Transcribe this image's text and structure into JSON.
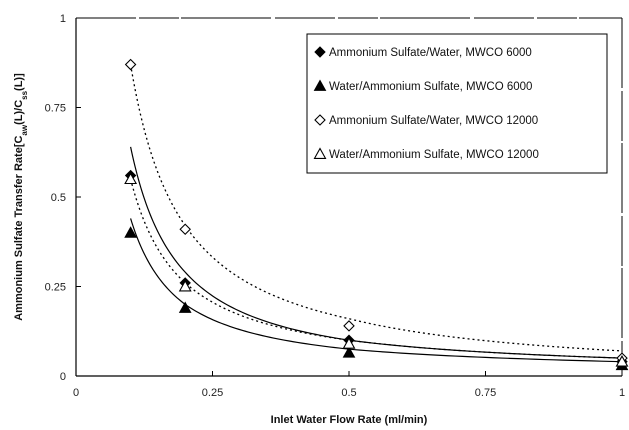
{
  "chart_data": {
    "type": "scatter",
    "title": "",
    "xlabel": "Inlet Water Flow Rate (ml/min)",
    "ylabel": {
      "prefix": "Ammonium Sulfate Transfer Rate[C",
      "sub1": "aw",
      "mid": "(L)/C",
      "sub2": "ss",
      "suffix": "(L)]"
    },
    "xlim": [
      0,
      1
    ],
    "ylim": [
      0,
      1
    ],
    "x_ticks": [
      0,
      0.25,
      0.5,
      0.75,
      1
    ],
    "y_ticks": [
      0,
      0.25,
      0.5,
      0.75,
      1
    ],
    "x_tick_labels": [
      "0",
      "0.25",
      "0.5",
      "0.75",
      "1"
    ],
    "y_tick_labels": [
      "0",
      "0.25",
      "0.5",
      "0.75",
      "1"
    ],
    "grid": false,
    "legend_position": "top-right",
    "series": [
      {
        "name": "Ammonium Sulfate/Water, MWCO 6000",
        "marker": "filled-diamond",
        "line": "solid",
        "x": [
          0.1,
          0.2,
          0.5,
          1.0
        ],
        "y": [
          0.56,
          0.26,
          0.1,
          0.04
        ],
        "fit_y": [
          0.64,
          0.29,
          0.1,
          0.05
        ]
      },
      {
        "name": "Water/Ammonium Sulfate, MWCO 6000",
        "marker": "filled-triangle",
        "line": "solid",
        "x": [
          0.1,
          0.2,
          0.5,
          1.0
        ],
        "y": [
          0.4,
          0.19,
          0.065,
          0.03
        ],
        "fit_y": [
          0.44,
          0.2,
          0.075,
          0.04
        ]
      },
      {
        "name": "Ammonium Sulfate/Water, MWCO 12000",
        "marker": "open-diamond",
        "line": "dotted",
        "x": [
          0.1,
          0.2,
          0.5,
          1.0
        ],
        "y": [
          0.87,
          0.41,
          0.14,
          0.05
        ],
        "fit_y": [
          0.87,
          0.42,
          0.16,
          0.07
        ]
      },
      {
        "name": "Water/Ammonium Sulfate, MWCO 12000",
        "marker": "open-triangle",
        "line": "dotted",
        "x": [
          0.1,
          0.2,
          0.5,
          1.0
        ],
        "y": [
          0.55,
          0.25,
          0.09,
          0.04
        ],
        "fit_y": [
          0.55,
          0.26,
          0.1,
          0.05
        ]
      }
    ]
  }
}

==========

Instructions for the task => Print the entries above exactly, taking out only the pictures.

Solution for this exercise =>
Transcribe this image's text and structure into JSON.
{
  "chart_data": {
    "type": "scatter",
    "title": "",
    "xlabel": "Inlet Water Flow Rate (ml/min)",
    "ylabel": {
      "prefix": "Ammonium Sulfate Transfer Rate[C",
      "sub1": "aw",
      "mid": "(L)/C",
      "sub2": "ss",
      "suffix": "(L)]"
    },
    "xlim": [
      0,
      1
    ],
    "ylim": [
      0,
      1
    ],
    "x_ticks": [
      0,
      0.25,
      0.5,
      0.75,
      1
    ],
    "y_ticks": [
      0,
      0.25,
      0.5,
      0.75,
      1
    ],
    "x_tick_labels": [
      "0",
      "0.25",
      "0.5",
      "0.75",
      "1"
    ],
    "y_tick_labels": [
      "0",
      "0.25",
      "0.5",
      "0.75",
      "1"
    ],
    "grid": false,
    "legend_position": "top-right",
    "series": [
      {
        "name": "Ammonium Sulfate/Water, MWCO 6000",
        "marker": "filled-diamond",
        "line": "solid",
        "x": [
          0.1,
          0.2,
          0.5,
          1.0
        ],
        "y": [
          0.56,
          0.26,
          0.1,
          0.04
        ],
        "fit_y": [
          0.64,
          0.29,
          0.1,
          0.05
        ]
      },
      {
        "name": "Water/Ammonium Sulfate, MWCO 6000",
        "marker": "filled-triangle",
        "line": "solid",
        "x": [
          0.1,
          0.2,
          0.5,
          1.0
        ],
        "y": [
          0.4,
          0.19,
          0.065,
          0.03
        ],
        "fit_y": [
          0.44,
          0.2,
          0.075,
          0.04
        ]
      },
      {
        "name": "Ammonium Sulfate/Water, MWCO 12000",
        "marker": "open-diamond",
        "line": "dotted",
        "x": [
          0.1,
          0.2,
          0.5,
          1.0
        ],
        "y": [
          0.87,
          0.41,
          0.14,
          0.05
        ],
        "fit_y": [
          0.87,
          0.42,
          0.16,
          0.07
        ]
      },
      {
        "name": "Water/Ammonium Sulfate, MWCO 12000",
        "marker": "open-triangle",
        "line": "dotted",
        "x": [
          0.1,
          0.2,
          0.5,
          1.0
        ],
        "y": [
          0.55,
          0.25,
          0.09,
          0.04
        ],
        "fit_y": [
          0.55,
          0.26,
          0.1,
          0.05
        ]
      }
    ]
  }
}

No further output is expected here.